Job. Drop all images and give the records again exactly.

Information supplied.
--- Start ---
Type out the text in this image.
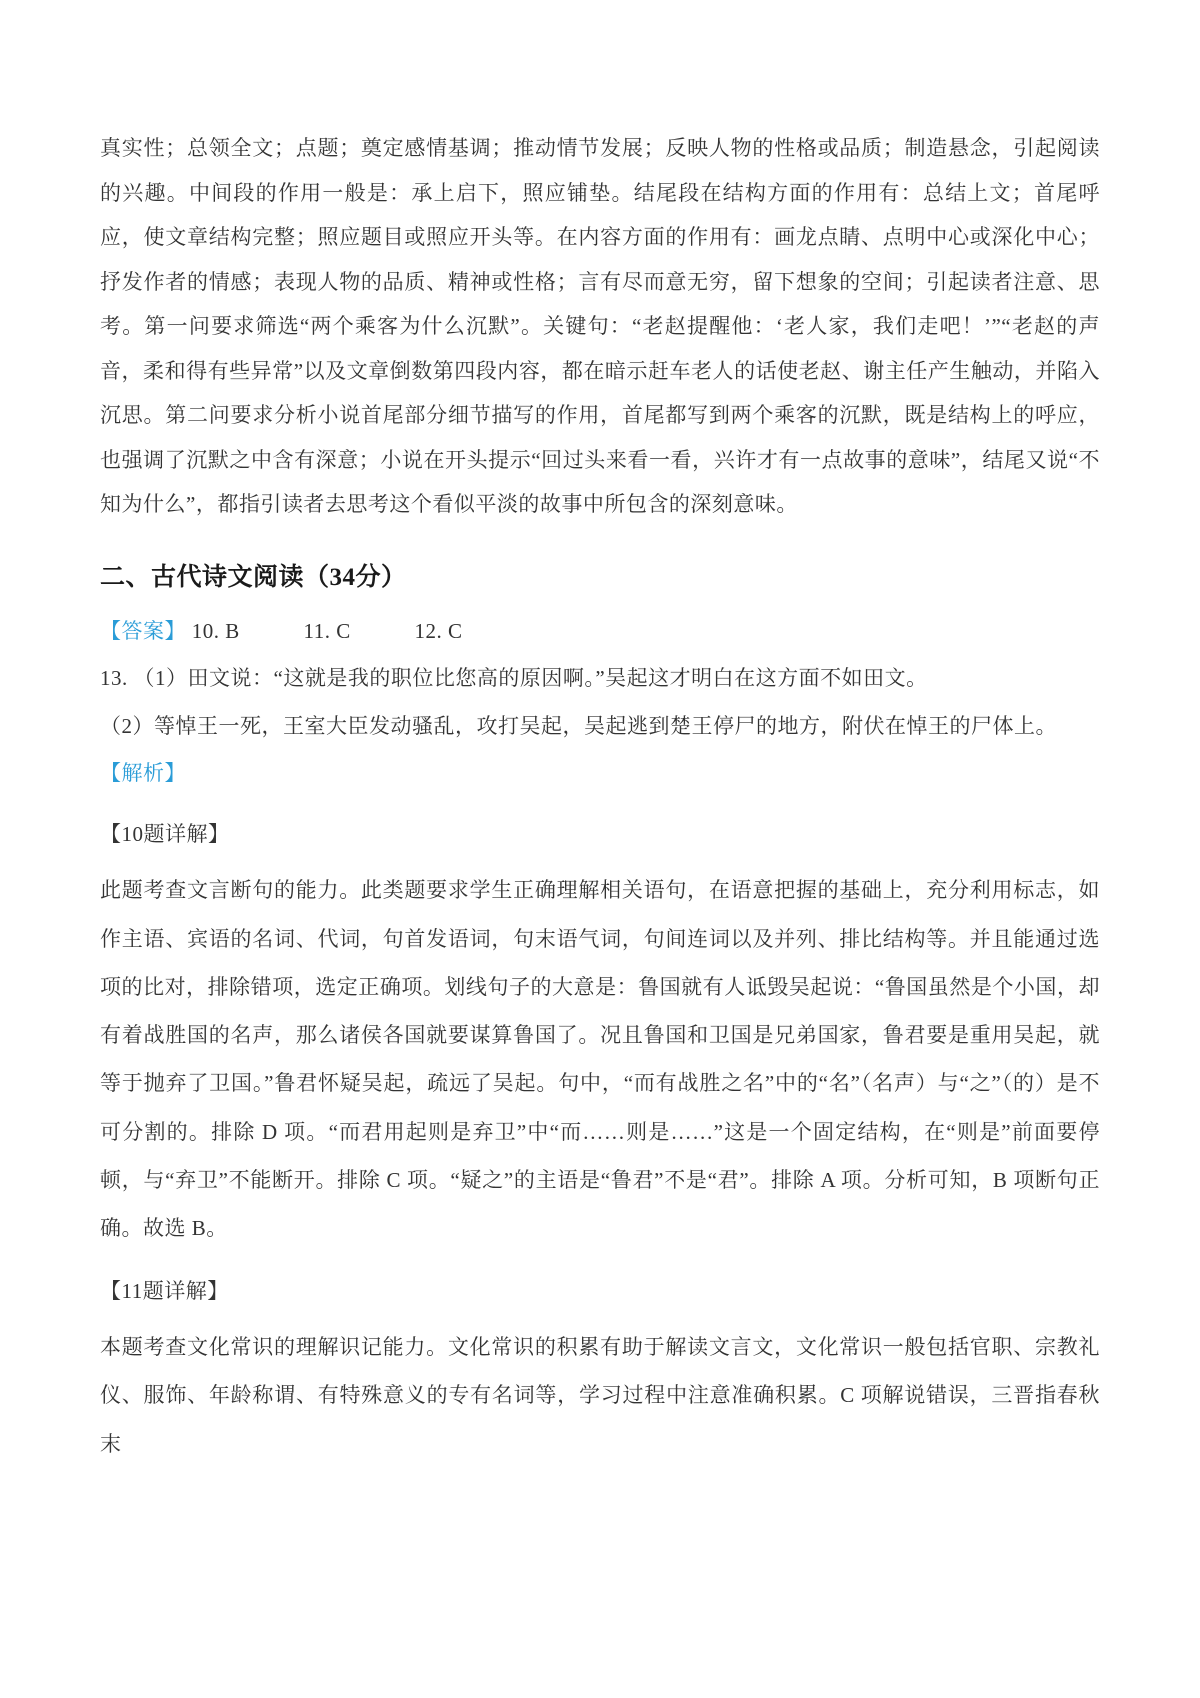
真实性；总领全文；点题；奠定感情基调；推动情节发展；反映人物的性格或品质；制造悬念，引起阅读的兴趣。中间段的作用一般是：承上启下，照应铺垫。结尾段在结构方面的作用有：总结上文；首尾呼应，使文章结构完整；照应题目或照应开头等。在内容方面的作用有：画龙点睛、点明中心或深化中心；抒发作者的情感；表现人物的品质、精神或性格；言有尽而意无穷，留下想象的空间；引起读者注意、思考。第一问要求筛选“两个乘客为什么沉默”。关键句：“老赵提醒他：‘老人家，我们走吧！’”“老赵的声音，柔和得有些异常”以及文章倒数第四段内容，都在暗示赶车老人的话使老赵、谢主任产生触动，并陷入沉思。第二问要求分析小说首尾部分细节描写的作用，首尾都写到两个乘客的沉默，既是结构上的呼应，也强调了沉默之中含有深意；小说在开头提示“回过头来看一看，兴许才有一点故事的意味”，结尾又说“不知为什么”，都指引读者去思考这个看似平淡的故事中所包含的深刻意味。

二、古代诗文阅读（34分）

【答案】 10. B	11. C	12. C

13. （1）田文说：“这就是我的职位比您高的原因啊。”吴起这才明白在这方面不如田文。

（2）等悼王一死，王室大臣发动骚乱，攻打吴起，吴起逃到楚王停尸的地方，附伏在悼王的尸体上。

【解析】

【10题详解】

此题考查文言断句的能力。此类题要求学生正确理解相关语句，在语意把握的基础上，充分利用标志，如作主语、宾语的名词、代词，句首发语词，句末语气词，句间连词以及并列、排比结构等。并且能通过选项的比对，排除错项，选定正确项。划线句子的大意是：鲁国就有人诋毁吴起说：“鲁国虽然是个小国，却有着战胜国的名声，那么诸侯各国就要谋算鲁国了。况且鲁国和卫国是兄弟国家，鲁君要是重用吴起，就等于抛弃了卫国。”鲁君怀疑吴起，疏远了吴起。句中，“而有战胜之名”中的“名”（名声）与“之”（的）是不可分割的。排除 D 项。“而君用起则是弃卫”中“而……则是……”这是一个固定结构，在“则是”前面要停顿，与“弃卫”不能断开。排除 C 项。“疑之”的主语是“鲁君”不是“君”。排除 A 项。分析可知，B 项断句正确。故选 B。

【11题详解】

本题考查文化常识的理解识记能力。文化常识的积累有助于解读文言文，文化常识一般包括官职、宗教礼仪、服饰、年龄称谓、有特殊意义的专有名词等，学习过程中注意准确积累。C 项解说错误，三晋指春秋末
--- End ---
Response.
Type out the text in this image.
真实性；总领全文；点题；奠定感情基调；推动情节发展；反映人物的性格或品质；制造悬念，引起阅读的兴趣。中间段的作用一般是：承上启下，照应铺垫。结尾段在结构方面的作用有：总结上文；首尾呼应，使文章结构完整；照应题目或照应开头等。在内容方面的作用有：画龙点睛、点明中心或深化中心；抒发作者的情感；表现人物的品质、精神或性格；言有尽而意无穷，留下想象的空间；引起读者注意、思考。第一问要求筛选“两个乘客为什么沉默”。关键句：“老赵提醒他：‘老人家，我们走吧！’”“老赵的声音，柔和得有些异常”以及文章倒数第四段内容，都在暗示赶车老人的话使老赵、谢主任产生触动，并陷入沉思。第二问要求分析小说首尾部分细节描写的作用，首尾都写到两个乘客的沉默，既是结构上的呼应，也强调了沉默之中含有深意；小说在开头提示“回过头来看一看，兴许才有一点故事的意味”，结尾又说“不知为什么”，都指引读者去思考这个看似平淡的故事中所包含的深刻意味。

二、古代诗文阅读（34分）

【答案】 10. B	11. C	12. C

13. （1）田文说：“这就是我的职位比您高的原因啊。”吴起这才明白在这方面不如田文。

（2）等悼王一死，王室大臣发动骚乱，攻打吴起，吴起逃到楚王停尸的地方，附伏在悼王的尸体上。

【解析】

【10题详解】

此题考查文言断句的能力。此类题要求学生正确理解相关语句，在语意把握的基础上，充分利用标志，如作主语、宾语的名词、代词，句首发语词，句末语气词，句间连词以及并列、排比结构等。并且能通过选项的比对，排除错项，选定正确项。划线句子的大意是：鲁国就有人诋毁吴起说：“鲁国虽然是个小国，却有着战胜国的名声，那么诸侯各国就要谋算鲁国了。况且鲁国和卫国是兄弟国家，鲁君要是重用吴起，就等于抛弃了卫国。”鲁君怀疑吴起，疏远了吴起。句中，“而有战胜之名”中的“名”（名声）与“之”（的）是不可分割的。排除 D 项。“而君用起则是弃卫”中“而……则是……”这是一个固定结构，在“则是”前面要停顿，与“弃卫”不能断开。排除 C 项。“疑之”的主语是“鲁君”不是“君”。排除 A 项。分析可知，B 项断句正确。故选 B。

【11题详解】

本题考查文化常识的理解识记能力。文化常识的积累有助于解读文言文，文化常识一般包括官职、宗教礼仪、服饰、年龄称谓、有特殊意义的专有名词等，学习过程中注意准确积累。C 项解说错误，三晋指春秋末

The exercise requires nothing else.